Exercise: Tally every line featuring "учитель", then give that tally alone.

Available records:
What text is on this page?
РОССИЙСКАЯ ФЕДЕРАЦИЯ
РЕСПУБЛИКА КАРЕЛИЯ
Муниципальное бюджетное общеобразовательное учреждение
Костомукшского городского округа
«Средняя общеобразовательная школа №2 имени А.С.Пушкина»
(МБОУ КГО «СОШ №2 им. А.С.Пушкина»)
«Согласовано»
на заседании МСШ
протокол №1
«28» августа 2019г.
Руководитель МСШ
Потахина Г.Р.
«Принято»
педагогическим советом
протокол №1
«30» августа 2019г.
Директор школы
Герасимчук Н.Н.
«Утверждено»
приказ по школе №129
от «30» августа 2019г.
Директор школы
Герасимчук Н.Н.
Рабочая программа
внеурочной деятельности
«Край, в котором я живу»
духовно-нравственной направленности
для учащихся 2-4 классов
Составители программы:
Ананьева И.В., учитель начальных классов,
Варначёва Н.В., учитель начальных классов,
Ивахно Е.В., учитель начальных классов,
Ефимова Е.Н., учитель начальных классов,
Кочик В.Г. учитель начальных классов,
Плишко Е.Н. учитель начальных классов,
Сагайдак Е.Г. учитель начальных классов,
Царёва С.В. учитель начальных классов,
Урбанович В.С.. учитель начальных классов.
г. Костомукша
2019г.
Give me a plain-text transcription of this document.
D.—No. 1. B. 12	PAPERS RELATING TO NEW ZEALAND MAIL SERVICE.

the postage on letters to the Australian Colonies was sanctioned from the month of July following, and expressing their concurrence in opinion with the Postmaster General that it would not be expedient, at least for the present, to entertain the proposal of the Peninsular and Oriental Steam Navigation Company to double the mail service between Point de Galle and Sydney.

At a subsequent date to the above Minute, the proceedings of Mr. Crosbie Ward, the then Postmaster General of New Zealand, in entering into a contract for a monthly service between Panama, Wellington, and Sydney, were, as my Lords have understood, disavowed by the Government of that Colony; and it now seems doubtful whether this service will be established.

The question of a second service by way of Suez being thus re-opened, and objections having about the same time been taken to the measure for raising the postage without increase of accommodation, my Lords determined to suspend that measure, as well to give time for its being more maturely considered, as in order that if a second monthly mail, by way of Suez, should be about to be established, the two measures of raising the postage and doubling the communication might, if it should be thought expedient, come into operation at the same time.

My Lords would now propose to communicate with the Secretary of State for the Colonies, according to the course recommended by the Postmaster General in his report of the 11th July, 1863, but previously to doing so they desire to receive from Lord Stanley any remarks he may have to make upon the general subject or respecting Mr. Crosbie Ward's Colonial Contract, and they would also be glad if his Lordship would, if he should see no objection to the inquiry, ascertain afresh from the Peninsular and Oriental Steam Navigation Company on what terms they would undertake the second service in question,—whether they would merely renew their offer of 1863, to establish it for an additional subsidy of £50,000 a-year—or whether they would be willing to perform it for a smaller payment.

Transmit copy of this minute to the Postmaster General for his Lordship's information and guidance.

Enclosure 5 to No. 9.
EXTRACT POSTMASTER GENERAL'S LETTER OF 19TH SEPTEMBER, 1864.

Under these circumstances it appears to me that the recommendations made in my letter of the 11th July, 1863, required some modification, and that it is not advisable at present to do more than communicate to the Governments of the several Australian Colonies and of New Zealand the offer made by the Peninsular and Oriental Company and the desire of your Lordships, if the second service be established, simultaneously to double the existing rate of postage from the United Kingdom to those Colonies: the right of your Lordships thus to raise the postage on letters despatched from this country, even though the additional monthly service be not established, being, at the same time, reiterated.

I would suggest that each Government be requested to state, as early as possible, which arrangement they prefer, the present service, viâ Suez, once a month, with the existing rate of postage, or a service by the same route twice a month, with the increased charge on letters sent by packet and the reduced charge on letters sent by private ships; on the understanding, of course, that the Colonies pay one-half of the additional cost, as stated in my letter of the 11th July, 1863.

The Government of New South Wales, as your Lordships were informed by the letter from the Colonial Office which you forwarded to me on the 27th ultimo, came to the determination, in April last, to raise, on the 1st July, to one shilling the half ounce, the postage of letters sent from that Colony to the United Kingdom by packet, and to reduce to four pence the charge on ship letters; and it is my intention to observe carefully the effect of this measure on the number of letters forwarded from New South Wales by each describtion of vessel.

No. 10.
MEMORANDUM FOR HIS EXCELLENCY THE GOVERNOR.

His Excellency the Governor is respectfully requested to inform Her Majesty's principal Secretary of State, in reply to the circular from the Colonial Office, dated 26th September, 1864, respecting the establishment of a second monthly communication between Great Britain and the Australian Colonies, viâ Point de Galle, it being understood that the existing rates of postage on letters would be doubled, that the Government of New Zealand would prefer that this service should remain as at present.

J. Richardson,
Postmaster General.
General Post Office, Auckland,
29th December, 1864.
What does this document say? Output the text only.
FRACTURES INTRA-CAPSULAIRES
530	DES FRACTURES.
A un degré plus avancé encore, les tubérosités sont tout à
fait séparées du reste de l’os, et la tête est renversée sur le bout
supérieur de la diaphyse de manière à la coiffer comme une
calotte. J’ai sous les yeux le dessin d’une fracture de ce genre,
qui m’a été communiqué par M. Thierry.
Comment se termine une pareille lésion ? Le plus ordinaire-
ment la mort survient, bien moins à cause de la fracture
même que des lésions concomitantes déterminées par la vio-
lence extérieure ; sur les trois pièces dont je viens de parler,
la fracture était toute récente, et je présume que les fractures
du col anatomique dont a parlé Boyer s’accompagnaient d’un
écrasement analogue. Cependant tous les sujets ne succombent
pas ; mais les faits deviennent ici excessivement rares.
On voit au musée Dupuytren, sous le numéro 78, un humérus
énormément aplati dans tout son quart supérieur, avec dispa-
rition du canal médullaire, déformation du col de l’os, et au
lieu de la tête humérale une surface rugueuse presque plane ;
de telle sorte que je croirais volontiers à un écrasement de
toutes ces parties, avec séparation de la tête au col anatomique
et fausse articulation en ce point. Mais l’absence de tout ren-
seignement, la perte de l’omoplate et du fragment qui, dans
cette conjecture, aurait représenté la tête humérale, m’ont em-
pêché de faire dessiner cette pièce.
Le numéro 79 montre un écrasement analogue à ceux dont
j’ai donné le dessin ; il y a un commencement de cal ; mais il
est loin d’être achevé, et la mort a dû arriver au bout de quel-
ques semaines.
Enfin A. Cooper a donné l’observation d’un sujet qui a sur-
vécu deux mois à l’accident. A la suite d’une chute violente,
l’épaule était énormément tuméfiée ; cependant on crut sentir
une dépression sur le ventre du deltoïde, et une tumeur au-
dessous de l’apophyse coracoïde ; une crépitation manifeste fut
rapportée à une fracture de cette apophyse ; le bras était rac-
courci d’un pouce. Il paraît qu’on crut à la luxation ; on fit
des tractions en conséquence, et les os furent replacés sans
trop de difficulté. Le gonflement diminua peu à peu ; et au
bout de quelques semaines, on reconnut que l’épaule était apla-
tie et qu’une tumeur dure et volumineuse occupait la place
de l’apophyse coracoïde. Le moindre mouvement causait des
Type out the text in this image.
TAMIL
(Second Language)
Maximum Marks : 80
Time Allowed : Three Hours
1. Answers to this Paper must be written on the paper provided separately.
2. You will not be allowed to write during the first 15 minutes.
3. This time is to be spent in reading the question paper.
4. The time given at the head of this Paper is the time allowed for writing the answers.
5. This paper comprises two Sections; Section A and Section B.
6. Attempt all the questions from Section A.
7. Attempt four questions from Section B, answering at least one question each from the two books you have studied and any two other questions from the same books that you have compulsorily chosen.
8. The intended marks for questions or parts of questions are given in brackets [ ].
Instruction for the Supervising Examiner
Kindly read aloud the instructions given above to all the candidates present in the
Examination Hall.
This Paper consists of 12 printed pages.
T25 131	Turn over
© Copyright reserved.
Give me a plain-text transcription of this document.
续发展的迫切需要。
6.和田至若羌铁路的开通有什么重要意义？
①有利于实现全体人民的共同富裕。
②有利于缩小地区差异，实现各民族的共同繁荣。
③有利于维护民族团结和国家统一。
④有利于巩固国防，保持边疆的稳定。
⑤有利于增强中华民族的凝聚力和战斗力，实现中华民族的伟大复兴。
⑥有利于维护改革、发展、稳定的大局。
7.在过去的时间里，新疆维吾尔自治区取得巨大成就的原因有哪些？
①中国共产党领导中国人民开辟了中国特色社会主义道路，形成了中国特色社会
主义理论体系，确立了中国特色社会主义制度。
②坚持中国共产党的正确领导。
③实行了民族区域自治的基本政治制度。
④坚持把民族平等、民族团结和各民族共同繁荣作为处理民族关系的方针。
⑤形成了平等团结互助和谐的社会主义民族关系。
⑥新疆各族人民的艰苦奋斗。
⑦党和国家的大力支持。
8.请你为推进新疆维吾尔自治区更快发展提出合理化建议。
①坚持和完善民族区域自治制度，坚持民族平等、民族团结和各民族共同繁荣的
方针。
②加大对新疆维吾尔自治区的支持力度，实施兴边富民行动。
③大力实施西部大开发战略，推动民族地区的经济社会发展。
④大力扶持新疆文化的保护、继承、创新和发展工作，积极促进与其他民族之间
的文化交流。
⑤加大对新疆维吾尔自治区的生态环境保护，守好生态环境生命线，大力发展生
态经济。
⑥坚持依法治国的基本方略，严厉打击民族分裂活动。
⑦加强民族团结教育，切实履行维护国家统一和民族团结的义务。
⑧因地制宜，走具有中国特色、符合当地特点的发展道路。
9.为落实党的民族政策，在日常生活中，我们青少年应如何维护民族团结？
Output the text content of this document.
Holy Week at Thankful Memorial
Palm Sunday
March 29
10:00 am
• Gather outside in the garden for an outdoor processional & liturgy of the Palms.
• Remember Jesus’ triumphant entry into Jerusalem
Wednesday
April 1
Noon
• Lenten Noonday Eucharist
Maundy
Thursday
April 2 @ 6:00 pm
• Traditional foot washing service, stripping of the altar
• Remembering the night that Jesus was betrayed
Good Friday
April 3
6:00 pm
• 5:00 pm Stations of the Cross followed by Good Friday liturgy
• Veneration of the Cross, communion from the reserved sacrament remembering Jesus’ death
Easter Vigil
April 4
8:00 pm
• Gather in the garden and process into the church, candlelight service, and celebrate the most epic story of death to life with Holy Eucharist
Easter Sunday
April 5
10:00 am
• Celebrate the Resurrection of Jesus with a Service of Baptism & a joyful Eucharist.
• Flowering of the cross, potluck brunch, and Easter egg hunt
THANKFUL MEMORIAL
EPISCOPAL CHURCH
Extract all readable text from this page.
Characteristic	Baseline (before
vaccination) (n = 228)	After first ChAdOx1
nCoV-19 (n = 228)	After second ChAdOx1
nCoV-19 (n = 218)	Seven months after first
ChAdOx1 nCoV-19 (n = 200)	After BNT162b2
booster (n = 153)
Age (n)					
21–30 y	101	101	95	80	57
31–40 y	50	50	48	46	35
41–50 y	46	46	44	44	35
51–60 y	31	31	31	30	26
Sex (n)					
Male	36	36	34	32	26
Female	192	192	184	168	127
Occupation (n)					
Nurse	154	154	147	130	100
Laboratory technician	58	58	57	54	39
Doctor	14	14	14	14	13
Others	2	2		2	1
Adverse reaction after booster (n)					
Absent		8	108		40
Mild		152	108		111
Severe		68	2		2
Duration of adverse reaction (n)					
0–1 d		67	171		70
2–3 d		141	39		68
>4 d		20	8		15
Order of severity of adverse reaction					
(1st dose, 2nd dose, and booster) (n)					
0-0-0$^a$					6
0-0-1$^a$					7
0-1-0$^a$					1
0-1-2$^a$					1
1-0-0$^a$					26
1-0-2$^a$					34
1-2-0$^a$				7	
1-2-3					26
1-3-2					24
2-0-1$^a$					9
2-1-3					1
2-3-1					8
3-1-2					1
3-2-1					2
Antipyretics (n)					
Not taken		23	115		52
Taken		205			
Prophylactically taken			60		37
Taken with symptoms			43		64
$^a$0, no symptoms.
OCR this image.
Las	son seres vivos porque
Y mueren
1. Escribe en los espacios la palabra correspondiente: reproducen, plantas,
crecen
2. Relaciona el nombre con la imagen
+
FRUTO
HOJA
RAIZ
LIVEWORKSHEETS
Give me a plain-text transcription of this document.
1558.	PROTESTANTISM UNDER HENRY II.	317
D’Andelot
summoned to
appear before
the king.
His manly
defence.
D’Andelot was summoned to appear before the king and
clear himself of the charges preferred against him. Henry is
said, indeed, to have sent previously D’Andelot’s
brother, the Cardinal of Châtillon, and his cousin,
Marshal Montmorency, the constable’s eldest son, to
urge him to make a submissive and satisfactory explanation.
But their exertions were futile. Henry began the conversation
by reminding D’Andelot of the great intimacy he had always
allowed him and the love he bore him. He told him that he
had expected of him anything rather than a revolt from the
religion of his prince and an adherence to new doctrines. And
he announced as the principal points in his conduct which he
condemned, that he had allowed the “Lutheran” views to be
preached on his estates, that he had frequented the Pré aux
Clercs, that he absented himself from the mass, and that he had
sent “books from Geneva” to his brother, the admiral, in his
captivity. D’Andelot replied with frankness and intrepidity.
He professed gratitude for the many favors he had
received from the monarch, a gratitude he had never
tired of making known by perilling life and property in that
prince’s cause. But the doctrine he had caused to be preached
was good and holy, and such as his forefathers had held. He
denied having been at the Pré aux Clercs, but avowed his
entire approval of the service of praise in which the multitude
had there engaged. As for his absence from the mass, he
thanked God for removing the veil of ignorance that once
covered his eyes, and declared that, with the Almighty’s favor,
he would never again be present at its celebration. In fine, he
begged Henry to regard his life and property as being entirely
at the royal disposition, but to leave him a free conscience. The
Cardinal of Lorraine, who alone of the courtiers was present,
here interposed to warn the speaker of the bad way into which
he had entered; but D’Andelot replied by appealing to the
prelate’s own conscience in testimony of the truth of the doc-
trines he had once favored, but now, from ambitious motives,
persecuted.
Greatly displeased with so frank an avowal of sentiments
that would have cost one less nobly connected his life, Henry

The completed task: 9